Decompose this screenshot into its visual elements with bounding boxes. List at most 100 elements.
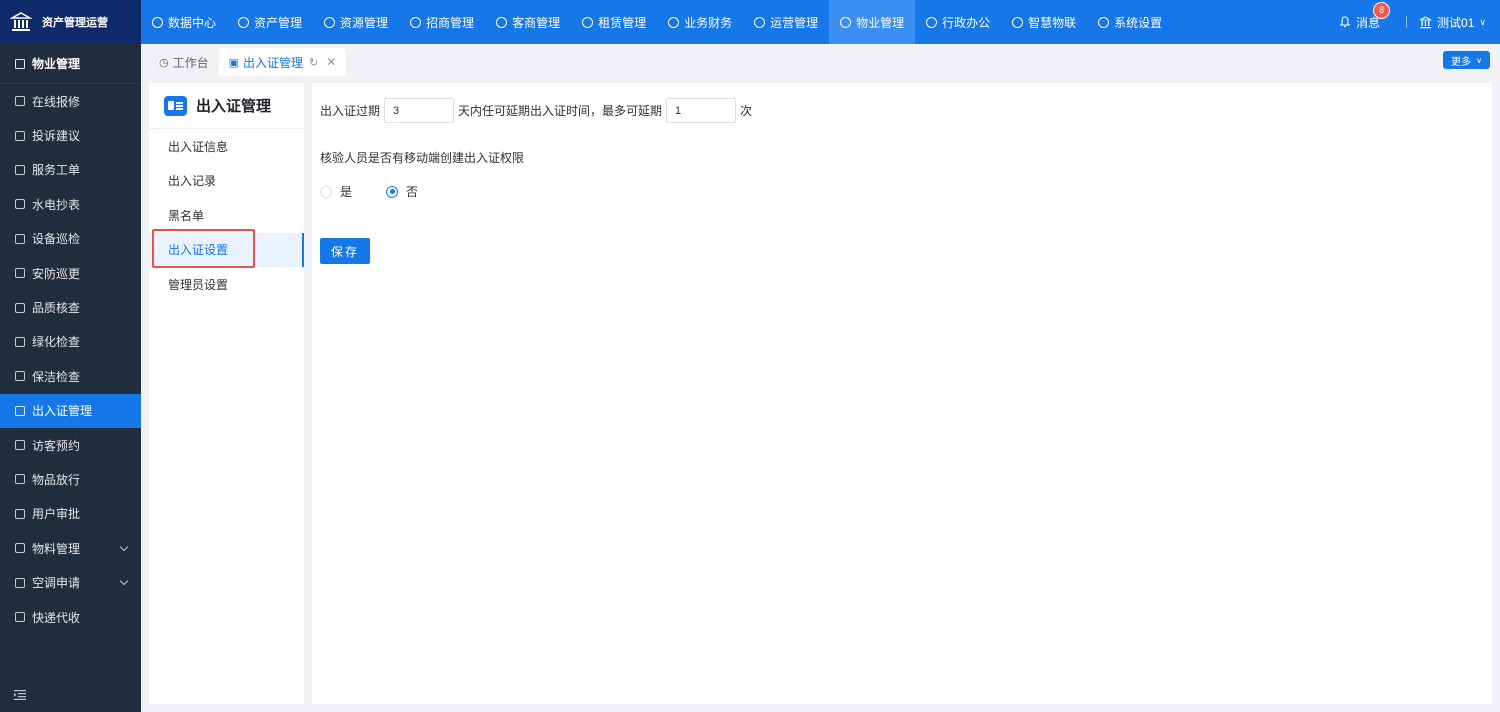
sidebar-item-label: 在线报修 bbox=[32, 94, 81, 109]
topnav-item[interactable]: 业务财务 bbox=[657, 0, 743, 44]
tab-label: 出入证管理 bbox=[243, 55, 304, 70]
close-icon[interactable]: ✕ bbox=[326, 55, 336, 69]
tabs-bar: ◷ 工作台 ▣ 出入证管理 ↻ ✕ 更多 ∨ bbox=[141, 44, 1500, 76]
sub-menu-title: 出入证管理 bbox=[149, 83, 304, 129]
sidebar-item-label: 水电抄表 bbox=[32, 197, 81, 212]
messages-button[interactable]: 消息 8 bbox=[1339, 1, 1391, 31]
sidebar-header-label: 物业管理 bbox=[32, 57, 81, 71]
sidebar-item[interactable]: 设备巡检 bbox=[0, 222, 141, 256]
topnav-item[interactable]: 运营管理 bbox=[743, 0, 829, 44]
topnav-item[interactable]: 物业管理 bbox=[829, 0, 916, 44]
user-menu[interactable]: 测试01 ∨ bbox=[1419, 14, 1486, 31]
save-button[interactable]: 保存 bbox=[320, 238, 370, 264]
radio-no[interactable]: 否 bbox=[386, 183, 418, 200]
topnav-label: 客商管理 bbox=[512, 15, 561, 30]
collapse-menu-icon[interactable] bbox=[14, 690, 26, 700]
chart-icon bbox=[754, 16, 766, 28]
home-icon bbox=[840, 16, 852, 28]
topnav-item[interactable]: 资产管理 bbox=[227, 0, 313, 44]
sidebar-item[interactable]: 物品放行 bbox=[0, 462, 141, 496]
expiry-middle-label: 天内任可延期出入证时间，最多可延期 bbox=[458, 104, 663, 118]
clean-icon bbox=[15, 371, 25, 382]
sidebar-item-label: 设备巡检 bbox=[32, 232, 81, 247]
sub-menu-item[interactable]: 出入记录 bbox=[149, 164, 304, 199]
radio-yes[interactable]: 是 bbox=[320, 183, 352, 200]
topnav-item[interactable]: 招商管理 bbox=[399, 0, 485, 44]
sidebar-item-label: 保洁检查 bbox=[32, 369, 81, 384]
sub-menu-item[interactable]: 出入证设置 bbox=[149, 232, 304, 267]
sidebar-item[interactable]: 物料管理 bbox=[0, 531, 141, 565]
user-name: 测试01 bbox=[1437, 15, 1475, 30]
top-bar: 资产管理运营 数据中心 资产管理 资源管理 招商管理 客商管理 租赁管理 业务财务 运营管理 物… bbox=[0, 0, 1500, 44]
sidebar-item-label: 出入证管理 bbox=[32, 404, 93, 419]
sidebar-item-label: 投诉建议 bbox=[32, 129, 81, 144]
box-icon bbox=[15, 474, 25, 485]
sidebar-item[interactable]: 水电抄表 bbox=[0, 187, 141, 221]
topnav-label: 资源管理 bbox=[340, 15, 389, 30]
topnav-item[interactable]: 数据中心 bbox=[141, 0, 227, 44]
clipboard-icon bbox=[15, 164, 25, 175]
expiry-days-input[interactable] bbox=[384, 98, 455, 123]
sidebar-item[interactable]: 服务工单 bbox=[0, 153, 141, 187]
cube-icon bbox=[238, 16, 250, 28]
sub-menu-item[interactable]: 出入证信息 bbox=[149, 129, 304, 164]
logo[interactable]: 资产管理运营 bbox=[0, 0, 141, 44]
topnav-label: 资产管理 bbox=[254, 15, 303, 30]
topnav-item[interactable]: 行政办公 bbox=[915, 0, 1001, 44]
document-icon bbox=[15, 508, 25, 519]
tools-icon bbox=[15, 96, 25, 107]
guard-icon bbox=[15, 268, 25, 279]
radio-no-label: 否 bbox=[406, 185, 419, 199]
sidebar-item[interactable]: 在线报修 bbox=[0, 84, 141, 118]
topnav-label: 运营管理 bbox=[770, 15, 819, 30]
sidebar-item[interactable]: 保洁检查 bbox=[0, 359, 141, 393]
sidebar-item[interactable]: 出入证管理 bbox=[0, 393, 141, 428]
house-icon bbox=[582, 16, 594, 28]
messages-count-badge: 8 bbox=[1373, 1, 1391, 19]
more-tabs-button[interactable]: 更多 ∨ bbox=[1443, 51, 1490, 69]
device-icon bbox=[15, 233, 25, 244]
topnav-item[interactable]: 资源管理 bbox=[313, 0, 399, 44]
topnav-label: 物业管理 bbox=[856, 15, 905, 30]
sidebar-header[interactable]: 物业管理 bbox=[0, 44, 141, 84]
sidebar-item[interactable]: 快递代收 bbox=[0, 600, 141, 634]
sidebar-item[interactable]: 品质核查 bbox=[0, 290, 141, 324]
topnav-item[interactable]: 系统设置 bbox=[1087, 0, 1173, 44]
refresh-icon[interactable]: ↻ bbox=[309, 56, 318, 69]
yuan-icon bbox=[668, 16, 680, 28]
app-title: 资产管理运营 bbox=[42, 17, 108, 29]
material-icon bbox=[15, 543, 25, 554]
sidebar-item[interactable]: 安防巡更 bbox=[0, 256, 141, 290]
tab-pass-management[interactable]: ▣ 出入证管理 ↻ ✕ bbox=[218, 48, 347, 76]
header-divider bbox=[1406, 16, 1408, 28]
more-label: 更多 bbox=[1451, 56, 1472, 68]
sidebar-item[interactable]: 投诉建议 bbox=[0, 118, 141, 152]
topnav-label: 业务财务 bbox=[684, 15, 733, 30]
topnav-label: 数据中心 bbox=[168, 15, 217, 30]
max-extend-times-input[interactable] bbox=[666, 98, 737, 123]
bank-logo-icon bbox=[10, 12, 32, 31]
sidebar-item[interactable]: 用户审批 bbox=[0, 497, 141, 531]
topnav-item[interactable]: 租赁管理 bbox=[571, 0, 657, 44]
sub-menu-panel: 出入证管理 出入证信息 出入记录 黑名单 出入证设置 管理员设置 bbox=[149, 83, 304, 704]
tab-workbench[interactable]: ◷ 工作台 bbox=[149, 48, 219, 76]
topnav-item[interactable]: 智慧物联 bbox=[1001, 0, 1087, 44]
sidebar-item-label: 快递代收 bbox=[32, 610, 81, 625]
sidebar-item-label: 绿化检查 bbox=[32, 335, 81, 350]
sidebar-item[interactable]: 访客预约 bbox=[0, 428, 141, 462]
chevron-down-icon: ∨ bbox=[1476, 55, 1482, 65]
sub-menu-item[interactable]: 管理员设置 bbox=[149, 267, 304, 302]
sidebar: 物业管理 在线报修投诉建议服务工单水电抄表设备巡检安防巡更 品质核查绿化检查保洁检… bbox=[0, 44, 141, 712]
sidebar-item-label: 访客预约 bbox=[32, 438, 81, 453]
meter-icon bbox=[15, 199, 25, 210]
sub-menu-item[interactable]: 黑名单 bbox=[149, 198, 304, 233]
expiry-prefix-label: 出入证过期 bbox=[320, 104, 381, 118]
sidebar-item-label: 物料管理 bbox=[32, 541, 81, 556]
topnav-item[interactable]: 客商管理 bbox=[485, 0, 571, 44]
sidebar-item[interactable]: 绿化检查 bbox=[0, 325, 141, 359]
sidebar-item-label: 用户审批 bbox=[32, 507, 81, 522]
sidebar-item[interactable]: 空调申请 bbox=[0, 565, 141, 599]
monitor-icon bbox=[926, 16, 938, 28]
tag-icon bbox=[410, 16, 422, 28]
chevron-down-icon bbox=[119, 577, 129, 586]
--
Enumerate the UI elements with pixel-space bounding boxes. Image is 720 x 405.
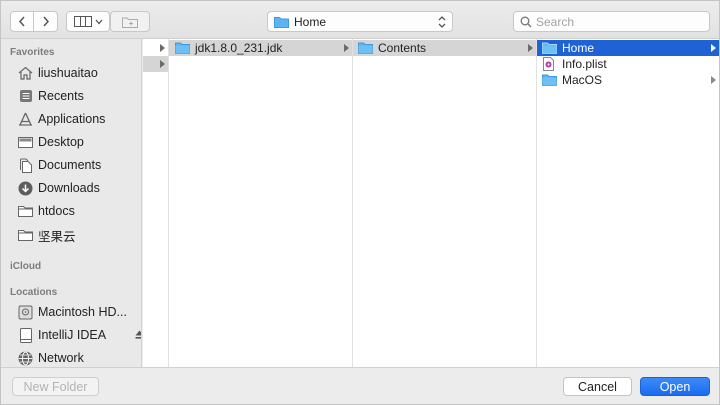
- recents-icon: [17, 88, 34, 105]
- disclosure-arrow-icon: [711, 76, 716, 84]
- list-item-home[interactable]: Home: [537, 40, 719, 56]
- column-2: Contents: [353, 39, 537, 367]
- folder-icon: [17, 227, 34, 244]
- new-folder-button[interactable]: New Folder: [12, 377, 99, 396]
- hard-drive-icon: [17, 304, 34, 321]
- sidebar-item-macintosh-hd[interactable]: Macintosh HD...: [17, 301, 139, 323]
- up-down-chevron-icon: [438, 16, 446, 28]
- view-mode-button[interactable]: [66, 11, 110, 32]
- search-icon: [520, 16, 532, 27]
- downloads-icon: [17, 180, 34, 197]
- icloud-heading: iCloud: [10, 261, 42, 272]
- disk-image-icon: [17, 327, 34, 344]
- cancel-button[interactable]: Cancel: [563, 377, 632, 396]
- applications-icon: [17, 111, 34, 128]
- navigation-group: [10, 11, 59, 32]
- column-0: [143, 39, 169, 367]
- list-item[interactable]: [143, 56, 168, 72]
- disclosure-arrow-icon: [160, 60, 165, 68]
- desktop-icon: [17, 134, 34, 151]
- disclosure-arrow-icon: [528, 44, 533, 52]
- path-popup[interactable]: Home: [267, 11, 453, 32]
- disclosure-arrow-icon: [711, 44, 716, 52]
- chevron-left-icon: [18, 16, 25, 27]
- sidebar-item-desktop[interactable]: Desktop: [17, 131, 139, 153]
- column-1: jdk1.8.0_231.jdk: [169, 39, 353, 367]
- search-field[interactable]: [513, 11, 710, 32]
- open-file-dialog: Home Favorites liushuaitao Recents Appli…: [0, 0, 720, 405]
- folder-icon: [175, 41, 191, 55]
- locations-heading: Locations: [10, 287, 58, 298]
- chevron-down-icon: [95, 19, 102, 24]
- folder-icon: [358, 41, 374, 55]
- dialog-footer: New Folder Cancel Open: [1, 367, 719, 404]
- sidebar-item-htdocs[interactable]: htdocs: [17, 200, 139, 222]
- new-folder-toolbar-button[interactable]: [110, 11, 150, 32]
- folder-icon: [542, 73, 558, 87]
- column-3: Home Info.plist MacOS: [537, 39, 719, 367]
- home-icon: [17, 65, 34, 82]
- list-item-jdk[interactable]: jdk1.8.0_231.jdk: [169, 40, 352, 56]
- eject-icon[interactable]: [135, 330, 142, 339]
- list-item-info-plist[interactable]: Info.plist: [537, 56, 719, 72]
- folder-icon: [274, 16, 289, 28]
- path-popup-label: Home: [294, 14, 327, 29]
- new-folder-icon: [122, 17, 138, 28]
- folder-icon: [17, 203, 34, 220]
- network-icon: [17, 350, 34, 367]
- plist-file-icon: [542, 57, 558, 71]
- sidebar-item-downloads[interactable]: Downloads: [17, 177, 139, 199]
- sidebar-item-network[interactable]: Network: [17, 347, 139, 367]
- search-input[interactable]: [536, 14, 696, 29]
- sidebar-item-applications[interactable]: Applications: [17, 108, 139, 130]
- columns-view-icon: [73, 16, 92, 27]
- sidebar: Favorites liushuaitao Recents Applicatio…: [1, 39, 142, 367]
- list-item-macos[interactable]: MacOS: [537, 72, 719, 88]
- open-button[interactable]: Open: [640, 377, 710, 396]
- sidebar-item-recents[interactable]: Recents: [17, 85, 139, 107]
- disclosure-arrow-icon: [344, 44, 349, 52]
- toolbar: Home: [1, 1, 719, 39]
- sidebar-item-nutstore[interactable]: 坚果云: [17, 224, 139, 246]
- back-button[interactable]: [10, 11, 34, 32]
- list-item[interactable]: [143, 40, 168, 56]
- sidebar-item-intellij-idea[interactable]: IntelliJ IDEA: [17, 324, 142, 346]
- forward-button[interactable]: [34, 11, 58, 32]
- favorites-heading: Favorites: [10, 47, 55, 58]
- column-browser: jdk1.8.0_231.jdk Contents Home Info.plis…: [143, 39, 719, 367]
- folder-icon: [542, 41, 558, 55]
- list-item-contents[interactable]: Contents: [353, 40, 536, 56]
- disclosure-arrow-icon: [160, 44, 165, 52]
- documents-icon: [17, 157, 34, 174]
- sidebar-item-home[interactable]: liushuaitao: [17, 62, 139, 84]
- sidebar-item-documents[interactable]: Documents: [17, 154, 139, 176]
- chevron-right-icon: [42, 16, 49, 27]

Given problem:
Reproduce verbatim the lines of the listing starting at the line containing "- recents-icon: [17, 88, 34, 105]" and ending at the line containing "177, 139, 199]", including both of those lines.

Written reply:
- recents-icon: [17, 88, 34, 105]
- disclosure-arrow-icon: [711, 76, 716, 84]
- list-item-home[interactable]: Home: [537, 40, 719, 56]
- column-2: Contents: [353, 39, 537, 367]
- folder-icon: [17, 227, 34, 244]
- new-folder-button[interactable]: New Folder: [12, 377, 99, 396]
- hard-drive-icon: [17, 304, 34, 321]
- sidebar-item-macintosh-hd[interactable]: Macintosh HD...: [17, 301, 139, 323]
- up-down-chevron-icon: [438, 16, 446, 28]
- view-mode-button[interactable]: [66, 11, 110, 32]
- search-icon: [520, 16, 532, 27]
- downloads-icon: [17, 180, 34, 197]
- icloud-heading: iCloud: [10, 261, 42, 272]
- disk-image-icon: [17, 327, 34, 344]
- cancel-button[interactable]: Cancel: [563, 377, 632, 396]
- applications-icon: [17, 111, 34, 128]
- navigation-group: [10, 11, 59, 32]
- column-0: [143, 39, 169, 367]
- list-item[interactable]: [143, 56, 168, 72]
- disclosure-arrow-icon: [160, 60, 165, 68]
- desktop-icon: [17, 134, 34, 151]
- disclosure-arrow-icon: [528, 44, 533, 52]
- path-popup[interactable]: Home: [267, 11, 453, 32]
- disclosure-arrow-icon: [711, 44, 716, 52]
- chevron-left-icon: [18, 16, 25, 27]
- sidebar-item-desktop[interactable]: Desktop: [17, 131, 139, 153]
- column-1: jdk1.8.0_231.jdk: [169, 39, 353, 367]
- search-field[interactable]: [513, 11, 710, 32]
- open-file-dialog: Home Favorites liushuaitao Recents Appli…: [0, 0, 720, 405]
- folder-icon: [175, 41, 191, 55]
- locations-heading: Locations: [10, 287, 58, 298]
- chevron-down-icon: [95, 19, 102, 24]
- folder-icon: [358, 41, 374, 55]
- dialog-footer: New Folder Cancel Open: [1, 367, 719, 404]
- sidebar-item-htdocs[interactable]: htdocs: [17, 200, 139, 222]
- new-folder-toolbar-button[interactable]: [110, 11, 150, 32]
- folder-icon: [542, 73, 558, 87]
- column-3: Home Info.plist MacOS: [537, 39, 719, 367]
- home-icon: [17, 65, 34, 82]
- list-item-jdk[interactable]: jdk1.8.0_231.jdk: [169, 40, 352, 56]
- eject-icon[interactable]: [135, 330, 142, 339]
- list-item-info-plist[interactable]: Info.plist: [537, 56, 719, 72]
- folder-icon: [274, 16, 289, 28]
- path-popup-label: Home: [294, 14, 327, 29]
- new-folder-icon: [122, 17, 138, 28]
- folder-icon: [17, 203, 34, 220]
- network-icon: [17, 350, 34, 367]
- plist-file-icon: [542, 57, 558, 71]
- sidebar-item-downloads[interactable]: Downloads: [17, 177, 139, 199]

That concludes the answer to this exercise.